**To be done**: Identify and reproduce every line holding the string "Template".

**The data**:
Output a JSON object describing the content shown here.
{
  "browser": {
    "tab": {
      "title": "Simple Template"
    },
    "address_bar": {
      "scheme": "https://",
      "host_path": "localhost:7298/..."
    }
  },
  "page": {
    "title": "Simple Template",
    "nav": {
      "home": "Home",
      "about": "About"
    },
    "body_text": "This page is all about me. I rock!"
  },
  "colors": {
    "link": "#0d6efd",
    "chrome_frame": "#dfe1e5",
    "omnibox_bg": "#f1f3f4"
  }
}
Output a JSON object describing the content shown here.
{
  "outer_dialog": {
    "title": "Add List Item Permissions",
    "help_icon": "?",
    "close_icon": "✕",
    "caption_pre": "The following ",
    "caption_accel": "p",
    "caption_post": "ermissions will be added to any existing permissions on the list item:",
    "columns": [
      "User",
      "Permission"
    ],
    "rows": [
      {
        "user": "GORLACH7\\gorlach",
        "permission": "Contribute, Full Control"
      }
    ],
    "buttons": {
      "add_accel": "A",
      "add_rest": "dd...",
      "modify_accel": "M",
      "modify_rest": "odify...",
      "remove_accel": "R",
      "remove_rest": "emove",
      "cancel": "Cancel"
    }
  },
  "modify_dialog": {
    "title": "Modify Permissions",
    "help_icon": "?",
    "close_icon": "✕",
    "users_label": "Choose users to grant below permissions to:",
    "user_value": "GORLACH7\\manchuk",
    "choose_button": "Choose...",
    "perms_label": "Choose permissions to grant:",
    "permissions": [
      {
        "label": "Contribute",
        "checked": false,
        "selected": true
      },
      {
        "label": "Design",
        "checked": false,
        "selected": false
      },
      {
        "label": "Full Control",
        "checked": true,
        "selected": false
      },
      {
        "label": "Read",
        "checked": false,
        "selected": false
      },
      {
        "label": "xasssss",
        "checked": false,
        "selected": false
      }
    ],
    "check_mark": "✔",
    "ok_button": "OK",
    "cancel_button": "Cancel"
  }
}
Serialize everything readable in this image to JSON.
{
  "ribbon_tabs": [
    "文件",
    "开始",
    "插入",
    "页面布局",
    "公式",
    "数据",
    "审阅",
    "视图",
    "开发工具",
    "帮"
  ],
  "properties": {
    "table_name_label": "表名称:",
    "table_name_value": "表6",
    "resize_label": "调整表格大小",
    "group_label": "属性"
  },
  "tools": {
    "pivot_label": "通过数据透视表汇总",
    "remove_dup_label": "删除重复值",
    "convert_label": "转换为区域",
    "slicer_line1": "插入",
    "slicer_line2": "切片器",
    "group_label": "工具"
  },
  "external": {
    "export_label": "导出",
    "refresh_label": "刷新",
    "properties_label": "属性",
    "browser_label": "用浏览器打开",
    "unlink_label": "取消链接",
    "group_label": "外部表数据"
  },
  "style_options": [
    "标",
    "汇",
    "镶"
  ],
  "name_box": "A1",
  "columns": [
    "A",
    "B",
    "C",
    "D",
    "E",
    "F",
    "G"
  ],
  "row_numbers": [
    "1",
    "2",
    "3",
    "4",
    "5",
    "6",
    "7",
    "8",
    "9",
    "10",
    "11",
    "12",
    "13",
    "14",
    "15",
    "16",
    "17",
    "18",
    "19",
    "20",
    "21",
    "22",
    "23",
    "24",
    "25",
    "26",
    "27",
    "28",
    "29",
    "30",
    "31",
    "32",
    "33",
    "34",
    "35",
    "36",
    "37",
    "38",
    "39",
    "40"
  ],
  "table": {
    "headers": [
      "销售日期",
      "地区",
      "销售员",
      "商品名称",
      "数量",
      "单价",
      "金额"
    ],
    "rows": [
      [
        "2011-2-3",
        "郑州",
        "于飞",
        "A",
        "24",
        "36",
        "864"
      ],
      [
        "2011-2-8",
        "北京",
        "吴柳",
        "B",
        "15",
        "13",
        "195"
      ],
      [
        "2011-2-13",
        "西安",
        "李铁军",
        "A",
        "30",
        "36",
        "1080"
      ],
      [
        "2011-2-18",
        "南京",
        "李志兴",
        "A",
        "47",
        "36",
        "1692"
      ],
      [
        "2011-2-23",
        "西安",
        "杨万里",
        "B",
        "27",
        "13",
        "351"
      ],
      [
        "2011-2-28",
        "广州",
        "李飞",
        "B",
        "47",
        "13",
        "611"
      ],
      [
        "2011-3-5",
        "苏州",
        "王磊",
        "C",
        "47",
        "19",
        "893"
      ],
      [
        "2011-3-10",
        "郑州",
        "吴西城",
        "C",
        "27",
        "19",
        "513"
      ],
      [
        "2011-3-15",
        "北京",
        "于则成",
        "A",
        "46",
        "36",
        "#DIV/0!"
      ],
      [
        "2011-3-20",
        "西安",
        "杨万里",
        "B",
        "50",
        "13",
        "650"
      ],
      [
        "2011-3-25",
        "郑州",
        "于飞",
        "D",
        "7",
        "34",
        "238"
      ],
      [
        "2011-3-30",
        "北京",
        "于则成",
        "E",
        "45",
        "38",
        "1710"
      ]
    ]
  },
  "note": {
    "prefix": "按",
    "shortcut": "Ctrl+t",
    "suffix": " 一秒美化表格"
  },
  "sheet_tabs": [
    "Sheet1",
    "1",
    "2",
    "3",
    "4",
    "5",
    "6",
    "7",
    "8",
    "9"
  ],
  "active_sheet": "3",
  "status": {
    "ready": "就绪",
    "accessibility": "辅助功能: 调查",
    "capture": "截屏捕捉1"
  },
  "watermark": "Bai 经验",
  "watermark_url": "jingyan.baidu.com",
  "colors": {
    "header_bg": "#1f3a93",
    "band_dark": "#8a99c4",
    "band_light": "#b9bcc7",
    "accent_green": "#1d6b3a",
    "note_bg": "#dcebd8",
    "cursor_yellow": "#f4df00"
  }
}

**Reply**:
      "title": "Simple Template"
    "title": "Simple Template",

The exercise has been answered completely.